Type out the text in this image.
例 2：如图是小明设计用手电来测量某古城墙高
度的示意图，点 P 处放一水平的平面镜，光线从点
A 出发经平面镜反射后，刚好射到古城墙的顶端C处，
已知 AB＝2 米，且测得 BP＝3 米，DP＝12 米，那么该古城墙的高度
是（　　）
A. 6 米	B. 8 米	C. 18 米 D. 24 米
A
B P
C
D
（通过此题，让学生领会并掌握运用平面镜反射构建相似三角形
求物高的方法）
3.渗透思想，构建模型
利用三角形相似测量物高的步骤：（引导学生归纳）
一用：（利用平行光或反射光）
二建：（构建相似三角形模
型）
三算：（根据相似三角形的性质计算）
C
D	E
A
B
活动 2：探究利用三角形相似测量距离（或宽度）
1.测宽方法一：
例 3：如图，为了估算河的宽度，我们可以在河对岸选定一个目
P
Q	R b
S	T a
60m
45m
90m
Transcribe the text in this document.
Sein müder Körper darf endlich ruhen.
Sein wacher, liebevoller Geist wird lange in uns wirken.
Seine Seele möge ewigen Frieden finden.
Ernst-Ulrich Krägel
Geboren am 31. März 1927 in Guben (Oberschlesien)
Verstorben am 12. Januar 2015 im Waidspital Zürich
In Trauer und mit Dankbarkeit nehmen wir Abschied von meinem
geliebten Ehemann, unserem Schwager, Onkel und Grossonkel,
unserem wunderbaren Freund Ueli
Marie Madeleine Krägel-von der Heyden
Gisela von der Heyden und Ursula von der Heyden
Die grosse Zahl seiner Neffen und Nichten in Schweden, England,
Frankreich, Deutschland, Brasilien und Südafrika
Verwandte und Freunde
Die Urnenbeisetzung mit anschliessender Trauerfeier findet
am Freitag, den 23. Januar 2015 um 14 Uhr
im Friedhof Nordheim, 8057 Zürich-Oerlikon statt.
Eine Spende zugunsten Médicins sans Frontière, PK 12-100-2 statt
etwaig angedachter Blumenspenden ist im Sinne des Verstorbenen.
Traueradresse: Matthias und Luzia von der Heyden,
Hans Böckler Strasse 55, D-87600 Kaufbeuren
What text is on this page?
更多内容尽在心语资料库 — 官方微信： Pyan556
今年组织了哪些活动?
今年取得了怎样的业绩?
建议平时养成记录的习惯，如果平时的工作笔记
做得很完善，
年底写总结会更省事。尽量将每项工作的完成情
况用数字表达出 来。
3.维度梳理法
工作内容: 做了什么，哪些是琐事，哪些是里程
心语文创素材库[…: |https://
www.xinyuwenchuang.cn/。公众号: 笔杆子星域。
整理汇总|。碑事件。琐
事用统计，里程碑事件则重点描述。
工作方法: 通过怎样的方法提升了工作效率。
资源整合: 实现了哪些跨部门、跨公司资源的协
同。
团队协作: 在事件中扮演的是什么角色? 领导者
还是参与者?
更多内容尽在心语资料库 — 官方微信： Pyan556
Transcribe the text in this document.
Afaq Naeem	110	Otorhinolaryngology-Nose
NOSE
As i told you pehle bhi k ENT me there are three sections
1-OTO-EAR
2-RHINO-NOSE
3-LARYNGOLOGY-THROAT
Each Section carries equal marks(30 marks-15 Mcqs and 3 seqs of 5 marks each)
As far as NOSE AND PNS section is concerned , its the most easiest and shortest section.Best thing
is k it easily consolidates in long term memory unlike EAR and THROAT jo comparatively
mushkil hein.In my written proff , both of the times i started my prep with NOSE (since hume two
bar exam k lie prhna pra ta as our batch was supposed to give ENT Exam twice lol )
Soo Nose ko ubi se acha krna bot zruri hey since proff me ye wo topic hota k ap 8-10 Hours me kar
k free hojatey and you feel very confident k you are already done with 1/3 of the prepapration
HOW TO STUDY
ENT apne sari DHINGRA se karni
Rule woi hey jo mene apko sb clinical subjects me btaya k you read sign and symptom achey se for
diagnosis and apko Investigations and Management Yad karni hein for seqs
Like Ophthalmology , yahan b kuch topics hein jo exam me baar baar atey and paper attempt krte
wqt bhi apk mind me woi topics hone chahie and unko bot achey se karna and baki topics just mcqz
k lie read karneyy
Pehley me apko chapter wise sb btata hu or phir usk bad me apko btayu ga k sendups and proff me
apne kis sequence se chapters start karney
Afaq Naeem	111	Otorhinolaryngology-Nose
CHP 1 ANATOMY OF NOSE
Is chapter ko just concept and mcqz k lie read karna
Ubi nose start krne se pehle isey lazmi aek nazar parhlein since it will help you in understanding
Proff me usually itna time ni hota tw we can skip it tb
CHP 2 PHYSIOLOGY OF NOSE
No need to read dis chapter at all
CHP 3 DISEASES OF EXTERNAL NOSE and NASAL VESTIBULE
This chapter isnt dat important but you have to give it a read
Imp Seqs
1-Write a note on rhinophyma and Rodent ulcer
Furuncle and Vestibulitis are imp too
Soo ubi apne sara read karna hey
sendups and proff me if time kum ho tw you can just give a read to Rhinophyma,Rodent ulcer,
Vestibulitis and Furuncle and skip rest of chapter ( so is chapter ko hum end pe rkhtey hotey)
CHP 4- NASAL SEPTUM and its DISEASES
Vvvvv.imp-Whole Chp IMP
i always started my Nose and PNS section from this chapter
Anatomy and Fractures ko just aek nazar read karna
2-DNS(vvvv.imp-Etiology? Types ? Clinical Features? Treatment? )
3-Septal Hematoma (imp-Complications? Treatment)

§ **TASK DETAILS**: Only lines with the string "text" belong in your answer; copy each one.

§ **WRITTEN RESPONSE**:
Type out the text in this image.
Transcribe the text in this document.
What text is on this page?
Transcribe the text in this document.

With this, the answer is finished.